### To do
Restate all the material verbatim, except for the pictures.

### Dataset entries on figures
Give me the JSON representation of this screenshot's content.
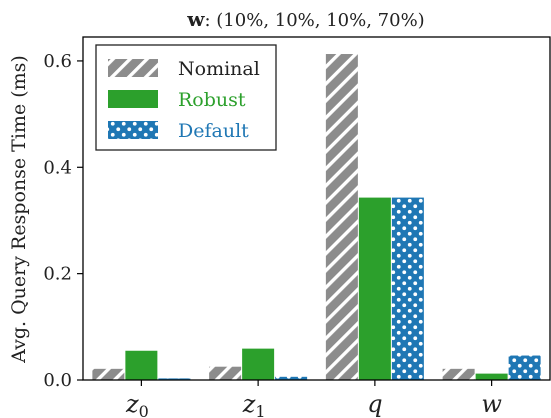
{
  "chart_data": {
    "type": "bar",
    "title_bold": "w",
    "title_rest": ": (10%, 10%, 10%, 70%)",
    "xlabel": "",
    "ylabel": "Avg. Query Response Time (ms)",
    "ylim": [
      0,
      0.645
    ],
    "yticks": [
      "0.0",
      "0.2",
      "0.4",
      "0.6"
    ],
    "ytick_values": [
      0.0,
      0.2,
      0.4,
      0.6
    ],
    "categories": [
      {
        "base": "z",
        "sub": "0"
      },
      {
        "base": "z",
        "sub": "1"
      },
      {
        "base": "q",
        "sub": ""
      },
      {
        "base": "w",
        "sub": ""
      }
    ],
    "series": [
      {
        "name": "Nominal",
        "color": "#8c8c8c",
        "pattern": "hatch",
        "values": [
          0.021,
          0.025,
          0.613,
          0.021
        ]
      },
      {
        "name": "Robust",
        "color": "#2ca02c",
        "pattern": "solid",
        "values": [
          0.055,
          0.059,
          0.343,
          0.012
        ]
      },
      {
        "name": "Default",
        "color": "#1f77b4",
        "pattern": "dots",
        "values": [
          0.003,
          0.006,
          0.343,
          0.046
        ]
      }
    ],
    "legend_position": "top-left",
    "grid": false
  }
}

### The completed task
Give me the JSON representation of this screenshot's content.
{
  "chart_data": {
    "type": "bar",
    "title_bold": "w",
    "title_rest": ": (10%, 10%, 10%, 70%)",
    "xlabel": "",
    "ylabel": "Avg. Query Response Time (ms)",
    "ylim": [
      0,
      0.645
    ],
    "yticks": [
      "0.0",
      "0.2",
      "0.4",
      "0.6"
    ],
    "ytick_values": [
      0.0,
      0.2,
      0.4,
      0.6
    ],
    "categories": [
      {
        "base": "z",
        "sub": "0"
      },
      {
        "base": "z",
        "sub": "1"
      },
      {
        "base": "q",
        "sub": ""
      },
      {
        "base": "w",
        "sub": ""
      }
    ],
    "series": [
      {
        "name": "Nominal",
        "color": "#8c8c8c",
        "pattern": "hatch",
        "values": [
          0.021,
          0.025,
          0.613,
          0.021
        ]
      },
      {
        "name": "Robust",
        "color": "#2ca02c",
        "pattern": "solid",
        "values": [
          0.055,
          0.059,
          0.343,
          0.012
        ]
      },
      {
        "name": "Default",
        "color": "#1f77b4",
        "pattern": "dots",
        "values": [
          0.003,
          0.006,
          0.343,
          0.046
        ]
      }
    ],
    "legend_position": "top-left",
    "grid": false
  }
}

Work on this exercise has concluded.